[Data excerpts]
|---|

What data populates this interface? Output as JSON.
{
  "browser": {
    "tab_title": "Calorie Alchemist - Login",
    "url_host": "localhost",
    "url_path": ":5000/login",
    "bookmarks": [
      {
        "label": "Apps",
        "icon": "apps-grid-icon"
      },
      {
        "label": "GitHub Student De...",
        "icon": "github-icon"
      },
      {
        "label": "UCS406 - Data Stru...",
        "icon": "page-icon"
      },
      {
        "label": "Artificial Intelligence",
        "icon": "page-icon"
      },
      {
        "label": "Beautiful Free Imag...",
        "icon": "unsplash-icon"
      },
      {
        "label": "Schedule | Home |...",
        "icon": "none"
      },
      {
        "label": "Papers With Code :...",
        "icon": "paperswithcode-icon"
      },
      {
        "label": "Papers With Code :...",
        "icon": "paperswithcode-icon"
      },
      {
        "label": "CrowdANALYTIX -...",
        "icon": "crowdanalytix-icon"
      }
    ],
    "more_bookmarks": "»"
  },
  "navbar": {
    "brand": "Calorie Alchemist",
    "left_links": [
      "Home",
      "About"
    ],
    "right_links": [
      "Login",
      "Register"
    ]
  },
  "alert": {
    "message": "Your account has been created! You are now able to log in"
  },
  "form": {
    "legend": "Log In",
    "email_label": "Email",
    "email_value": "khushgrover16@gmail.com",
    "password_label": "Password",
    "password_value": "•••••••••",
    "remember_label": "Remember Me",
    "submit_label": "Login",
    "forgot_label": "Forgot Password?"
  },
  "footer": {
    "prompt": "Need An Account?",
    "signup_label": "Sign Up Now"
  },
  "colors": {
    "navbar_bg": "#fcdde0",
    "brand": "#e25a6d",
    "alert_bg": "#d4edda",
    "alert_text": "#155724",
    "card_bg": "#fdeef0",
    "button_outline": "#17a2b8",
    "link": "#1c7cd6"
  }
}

|---|

Requirements — Write out every record, exactly as written.

Response for this exercise —
What data populates this interface? Output as JSON.
{
  "browser": {
    "tab_title": "Calorie Alchemist - Login",
    "url_host": "localhost",
    "url_path": ":5000/login",
    "bookmarks": [
      {
        "label": "Apps",
        "icon": "apps-grid-icon"
      },
      {
        "label": "GitHub Student De...",
        "icon": "github-icon"
      },
      {
        "label": "UCS406 - Data Stru...",
        "icon": "page-icon"
      },
      {
        "label": "Artificial Intelligence",
        "icon": "page-icon"
      },
      {
        "label": "Beautiful Free Imag...",
        "icon": "unsplash-icon"
      },
      {
        "label": "Schedule | Home |...",
        "icon": "none"
      },
      {
        "label": "Papers With Code :...",
        "icon": "paperswithcode-icon"
      },
      {
        "label": "Papers With Code :...",
        "icon": "paperswithcode-icon"
      },
      {
        "label": "CrowdANALYTIX -...",
        "icon": "crowdanalytix-icon"
      }
    ],
    "more_bookmarks": "»"
  },
  "navbar": {
    "brand": "Calorie Alchemist",
    "left_links": [
      "Home",
      "About"
    ],
    "right_links": [
      "Login",
      "Register"
    ]
  },
  "alert": {
    "message": "Your account has been created! You are now able to log in"
  },
  "form": {
    "legend": "Log In",
    "email_label": "Email",
    "email_value": "khushgrover16@gmail.com",
    "password_label": "Password",
    "password_value": "•••••••••",
    "remember_label": "Remember Me",
    "submit_label": "Login",
    "forgot_label": "Forgot Password?"
  },
  "footer": {
    "prompt": "Need An Account?",
    "signup_label": "Sign Up Now"
  },
  "colors": {
    "navbar_bg": "#fcdde0",
    "brand": "#e25a6d",
    "alert_bg": "#d4edda",
    "alert_text": "#155724",
    "card_bg": "#fdeef0",
    "button_outline": "#17a2b8",
    "link": "#1c7cd6"
  }
}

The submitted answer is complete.